- Stated goal:
Determine how many lines include the word "chevron", then give that number and nothing more.
▽
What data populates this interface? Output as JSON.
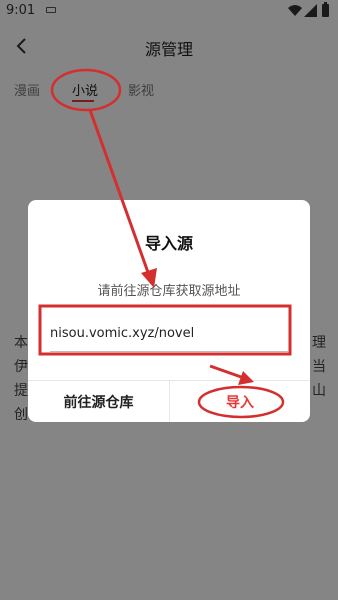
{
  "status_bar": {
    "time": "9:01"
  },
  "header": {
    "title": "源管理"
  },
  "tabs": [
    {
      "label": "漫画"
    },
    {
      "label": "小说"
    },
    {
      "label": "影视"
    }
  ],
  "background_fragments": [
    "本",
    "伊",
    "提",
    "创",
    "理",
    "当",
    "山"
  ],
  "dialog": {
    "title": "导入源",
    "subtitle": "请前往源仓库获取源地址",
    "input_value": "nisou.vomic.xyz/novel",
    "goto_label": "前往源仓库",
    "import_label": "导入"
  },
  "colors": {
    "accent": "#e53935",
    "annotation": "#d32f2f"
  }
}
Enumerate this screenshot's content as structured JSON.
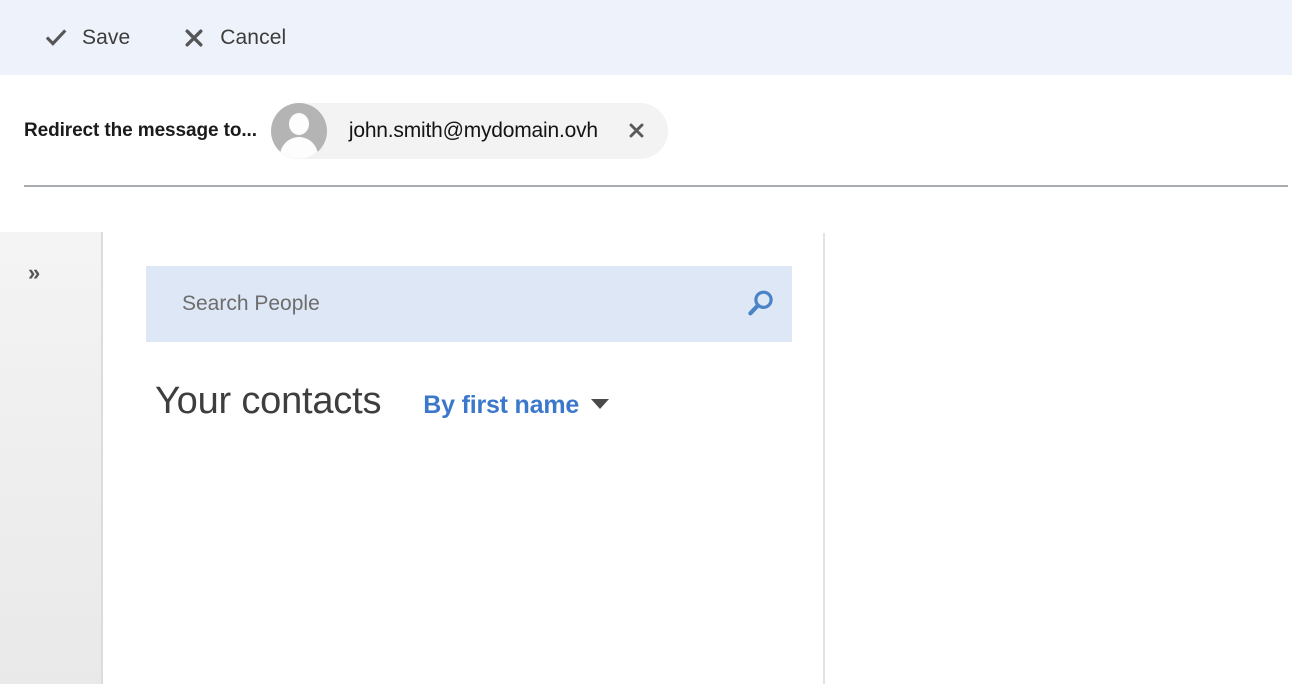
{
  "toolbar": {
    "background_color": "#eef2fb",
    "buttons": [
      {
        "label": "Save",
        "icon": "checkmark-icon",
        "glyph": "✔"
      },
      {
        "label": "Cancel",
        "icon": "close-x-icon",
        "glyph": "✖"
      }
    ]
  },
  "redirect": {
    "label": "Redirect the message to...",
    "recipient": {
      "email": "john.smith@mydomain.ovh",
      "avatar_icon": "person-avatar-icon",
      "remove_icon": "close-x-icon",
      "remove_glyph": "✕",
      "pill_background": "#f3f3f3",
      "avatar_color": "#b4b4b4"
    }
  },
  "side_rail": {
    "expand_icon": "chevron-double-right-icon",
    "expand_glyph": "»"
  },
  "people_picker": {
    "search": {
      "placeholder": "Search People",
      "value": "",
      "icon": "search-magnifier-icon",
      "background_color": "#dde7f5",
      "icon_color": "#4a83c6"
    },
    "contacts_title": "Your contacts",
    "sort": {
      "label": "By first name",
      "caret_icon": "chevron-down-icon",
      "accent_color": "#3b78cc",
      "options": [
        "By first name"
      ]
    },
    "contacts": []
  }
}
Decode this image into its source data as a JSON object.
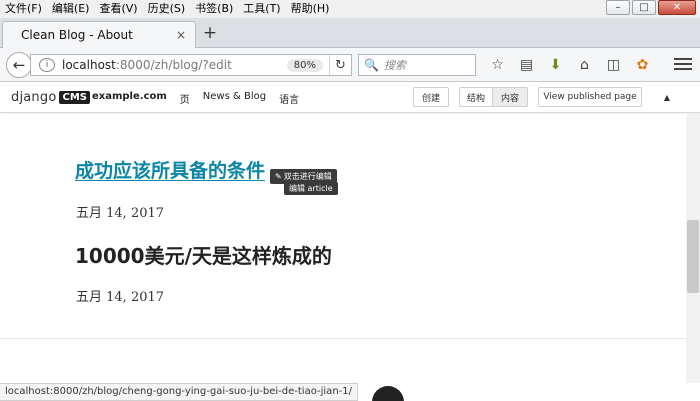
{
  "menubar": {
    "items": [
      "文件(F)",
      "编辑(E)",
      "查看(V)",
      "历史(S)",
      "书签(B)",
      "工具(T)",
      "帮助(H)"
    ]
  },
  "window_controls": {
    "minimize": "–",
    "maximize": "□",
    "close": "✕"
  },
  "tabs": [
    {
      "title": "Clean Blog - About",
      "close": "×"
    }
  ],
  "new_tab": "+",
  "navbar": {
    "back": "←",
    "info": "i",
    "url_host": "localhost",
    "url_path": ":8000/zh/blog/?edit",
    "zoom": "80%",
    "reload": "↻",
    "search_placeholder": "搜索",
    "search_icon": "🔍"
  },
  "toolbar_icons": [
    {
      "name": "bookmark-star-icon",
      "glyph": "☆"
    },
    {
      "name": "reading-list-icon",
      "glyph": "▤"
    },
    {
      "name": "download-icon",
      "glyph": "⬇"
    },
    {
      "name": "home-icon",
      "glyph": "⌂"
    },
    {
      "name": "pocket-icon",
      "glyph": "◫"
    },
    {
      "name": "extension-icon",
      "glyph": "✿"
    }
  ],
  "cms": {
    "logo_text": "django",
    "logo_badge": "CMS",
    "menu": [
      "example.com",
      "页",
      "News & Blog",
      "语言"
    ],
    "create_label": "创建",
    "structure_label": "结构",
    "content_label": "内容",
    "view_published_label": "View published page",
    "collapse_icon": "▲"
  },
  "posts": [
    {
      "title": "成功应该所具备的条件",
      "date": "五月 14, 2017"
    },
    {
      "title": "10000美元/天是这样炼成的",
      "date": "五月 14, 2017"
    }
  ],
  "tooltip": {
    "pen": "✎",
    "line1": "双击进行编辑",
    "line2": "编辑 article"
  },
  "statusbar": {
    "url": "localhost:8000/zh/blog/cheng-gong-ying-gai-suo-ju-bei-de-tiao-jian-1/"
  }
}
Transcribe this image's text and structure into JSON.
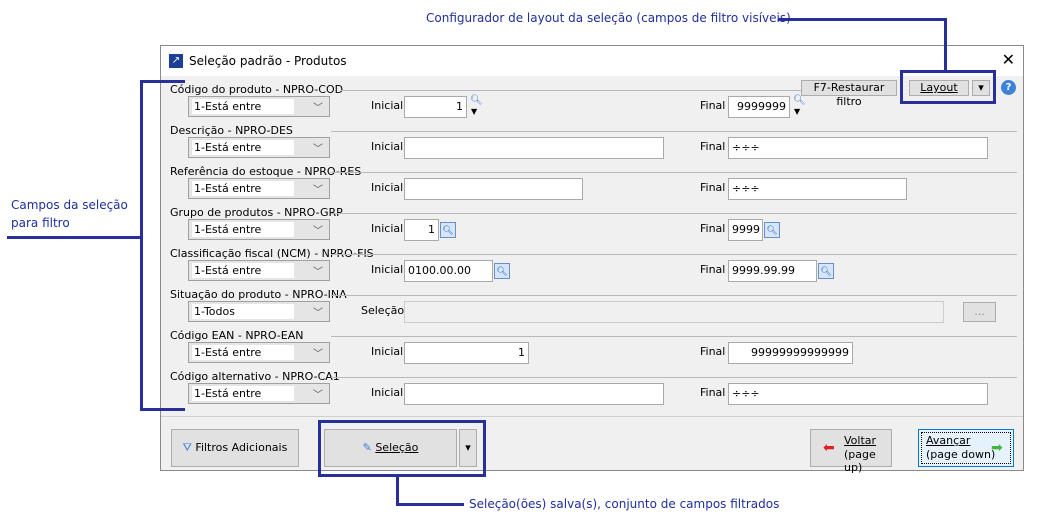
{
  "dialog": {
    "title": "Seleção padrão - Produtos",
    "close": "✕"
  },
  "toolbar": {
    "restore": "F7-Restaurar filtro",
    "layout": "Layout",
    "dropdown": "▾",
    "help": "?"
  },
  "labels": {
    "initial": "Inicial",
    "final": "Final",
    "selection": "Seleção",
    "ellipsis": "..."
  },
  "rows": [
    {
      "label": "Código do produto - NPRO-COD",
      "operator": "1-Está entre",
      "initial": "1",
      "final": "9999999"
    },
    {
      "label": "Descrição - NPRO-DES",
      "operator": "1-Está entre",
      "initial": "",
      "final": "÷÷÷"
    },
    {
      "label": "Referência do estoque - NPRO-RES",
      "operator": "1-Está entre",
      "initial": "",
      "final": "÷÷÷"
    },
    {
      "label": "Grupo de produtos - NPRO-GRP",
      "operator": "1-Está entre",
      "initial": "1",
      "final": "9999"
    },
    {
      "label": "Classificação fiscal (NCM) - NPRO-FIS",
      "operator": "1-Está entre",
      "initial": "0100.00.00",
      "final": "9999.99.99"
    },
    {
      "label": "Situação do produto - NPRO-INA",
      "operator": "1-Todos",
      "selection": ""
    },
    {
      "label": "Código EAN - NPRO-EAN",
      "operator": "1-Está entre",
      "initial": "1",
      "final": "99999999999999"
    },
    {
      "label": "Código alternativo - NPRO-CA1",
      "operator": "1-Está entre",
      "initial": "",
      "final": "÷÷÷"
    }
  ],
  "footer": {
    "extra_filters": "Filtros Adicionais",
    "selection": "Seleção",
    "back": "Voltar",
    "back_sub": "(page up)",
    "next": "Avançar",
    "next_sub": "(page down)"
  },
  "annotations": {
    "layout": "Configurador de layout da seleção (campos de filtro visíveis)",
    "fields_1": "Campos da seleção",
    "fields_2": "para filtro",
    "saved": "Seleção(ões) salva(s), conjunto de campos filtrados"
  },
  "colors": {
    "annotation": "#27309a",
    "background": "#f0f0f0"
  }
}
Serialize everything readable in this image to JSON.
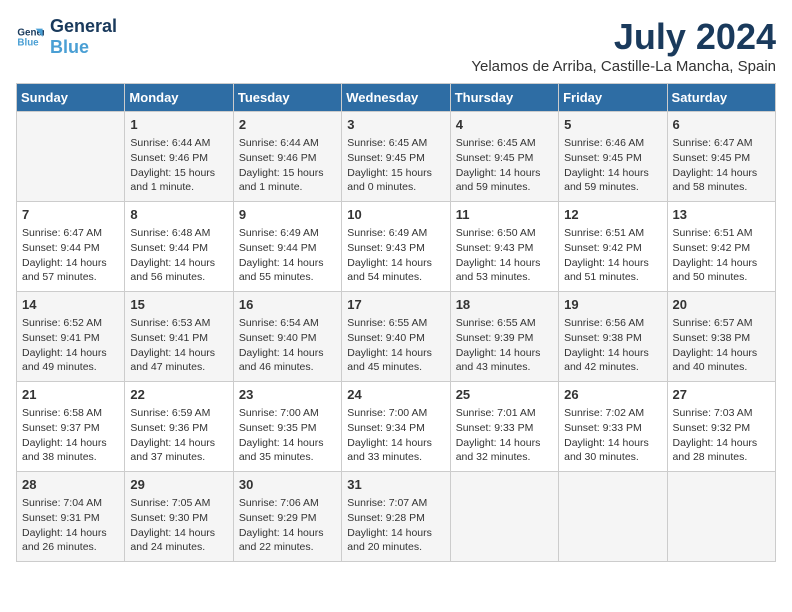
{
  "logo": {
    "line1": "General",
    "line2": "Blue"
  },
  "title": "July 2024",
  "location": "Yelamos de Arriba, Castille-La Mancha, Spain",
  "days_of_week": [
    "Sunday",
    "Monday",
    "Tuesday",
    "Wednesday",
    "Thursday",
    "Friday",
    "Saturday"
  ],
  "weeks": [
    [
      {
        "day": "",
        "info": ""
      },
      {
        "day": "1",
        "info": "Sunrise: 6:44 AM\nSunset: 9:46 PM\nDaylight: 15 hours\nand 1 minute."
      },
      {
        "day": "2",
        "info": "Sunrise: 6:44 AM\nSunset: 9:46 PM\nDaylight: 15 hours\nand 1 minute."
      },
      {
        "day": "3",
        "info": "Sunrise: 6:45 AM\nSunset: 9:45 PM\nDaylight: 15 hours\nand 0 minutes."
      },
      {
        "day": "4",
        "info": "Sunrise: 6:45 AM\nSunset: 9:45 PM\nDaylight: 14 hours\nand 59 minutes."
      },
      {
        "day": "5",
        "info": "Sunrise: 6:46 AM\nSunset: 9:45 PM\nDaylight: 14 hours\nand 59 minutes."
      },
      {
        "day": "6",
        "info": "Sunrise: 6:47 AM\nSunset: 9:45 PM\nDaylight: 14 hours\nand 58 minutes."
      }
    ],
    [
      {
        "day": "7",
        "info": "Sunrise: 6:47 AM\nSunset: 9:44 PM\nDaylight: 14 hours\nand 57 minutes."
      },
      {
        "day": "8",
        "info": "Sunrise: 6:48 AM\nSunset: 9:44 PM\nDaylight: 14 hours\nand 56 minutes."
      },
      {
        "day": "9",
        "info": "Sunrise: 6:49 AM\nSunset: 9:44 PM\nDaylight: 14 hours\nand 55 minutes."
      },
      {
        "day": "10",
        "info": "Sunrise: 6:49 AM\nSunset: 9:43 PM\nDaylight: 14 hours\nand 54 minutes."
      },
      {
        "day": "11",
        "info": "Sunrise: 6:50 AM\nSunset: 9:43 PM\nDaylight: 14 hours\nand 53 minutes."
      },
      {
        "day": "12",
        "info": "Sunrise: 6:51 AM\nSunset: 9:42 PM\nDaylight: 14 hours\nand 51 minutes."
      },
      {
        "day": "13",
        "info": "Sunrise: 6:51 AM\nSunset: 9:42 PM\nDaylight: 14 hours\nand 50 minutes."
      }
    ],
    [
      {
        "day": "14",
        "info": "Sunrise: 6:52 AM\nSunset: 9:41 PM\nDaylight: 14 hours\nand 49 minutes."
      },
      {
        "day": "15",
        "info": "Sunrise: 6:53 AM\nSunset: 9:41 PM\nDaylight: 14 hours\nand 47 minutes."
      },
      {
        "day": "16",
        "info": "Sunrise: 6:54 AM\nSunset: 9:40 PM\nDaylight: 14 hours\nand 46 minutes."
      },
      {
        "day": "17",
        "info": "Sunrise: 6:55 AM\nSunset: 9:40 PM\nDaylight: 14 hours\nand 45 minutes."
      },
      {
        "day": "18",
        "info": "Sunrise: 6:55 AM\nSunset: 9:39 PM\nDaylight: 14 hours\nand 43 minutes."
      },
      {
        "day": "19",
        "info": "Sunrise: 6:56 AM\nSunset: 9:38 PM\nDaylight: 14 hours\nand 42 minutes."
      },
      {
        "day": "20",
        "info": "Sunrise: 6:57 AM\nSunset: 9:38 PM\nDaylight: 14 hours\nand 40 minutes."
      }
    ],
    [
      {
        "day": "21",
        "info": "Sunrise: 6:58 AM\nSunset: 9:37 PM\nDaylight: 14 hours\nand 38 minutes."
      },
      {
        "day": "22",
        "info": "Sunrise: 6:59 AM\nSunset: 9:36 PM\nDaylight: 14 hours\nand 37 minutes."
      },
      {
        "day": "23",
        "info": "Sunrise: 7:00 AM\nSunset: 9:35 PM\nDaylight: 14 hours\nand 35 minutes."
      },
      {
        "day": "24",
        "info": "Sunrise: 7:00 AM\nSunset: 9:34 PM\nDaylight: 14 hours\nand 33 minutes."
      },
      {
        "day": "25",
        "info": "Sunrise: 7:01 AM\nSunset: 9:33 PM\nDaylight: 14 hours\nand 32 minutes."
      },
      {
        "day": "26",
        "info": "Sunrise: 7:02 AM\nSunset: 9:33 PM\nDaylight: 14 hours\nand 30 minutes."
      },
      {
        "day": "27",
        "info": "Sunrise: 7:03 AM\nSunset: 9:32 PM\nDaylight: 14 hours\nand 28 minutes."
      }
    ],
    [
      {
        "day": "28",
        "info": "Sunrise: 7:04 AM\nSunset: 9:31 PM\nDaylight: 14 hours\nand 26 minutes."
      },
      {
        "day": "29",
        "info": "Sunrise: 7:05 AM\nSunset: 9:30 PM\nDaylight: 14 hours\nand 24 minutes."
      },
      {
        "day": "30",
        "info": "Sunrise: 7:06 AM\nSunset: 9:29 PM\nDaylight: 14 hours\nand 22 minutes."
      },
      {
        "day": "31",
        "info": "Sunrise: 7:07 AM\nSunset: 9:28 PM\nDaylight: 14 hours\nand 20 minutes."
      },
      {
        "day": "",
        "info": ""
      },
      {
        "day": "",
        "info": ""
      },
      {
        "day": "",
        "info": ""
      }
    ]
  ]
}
△
- Exercise output:
2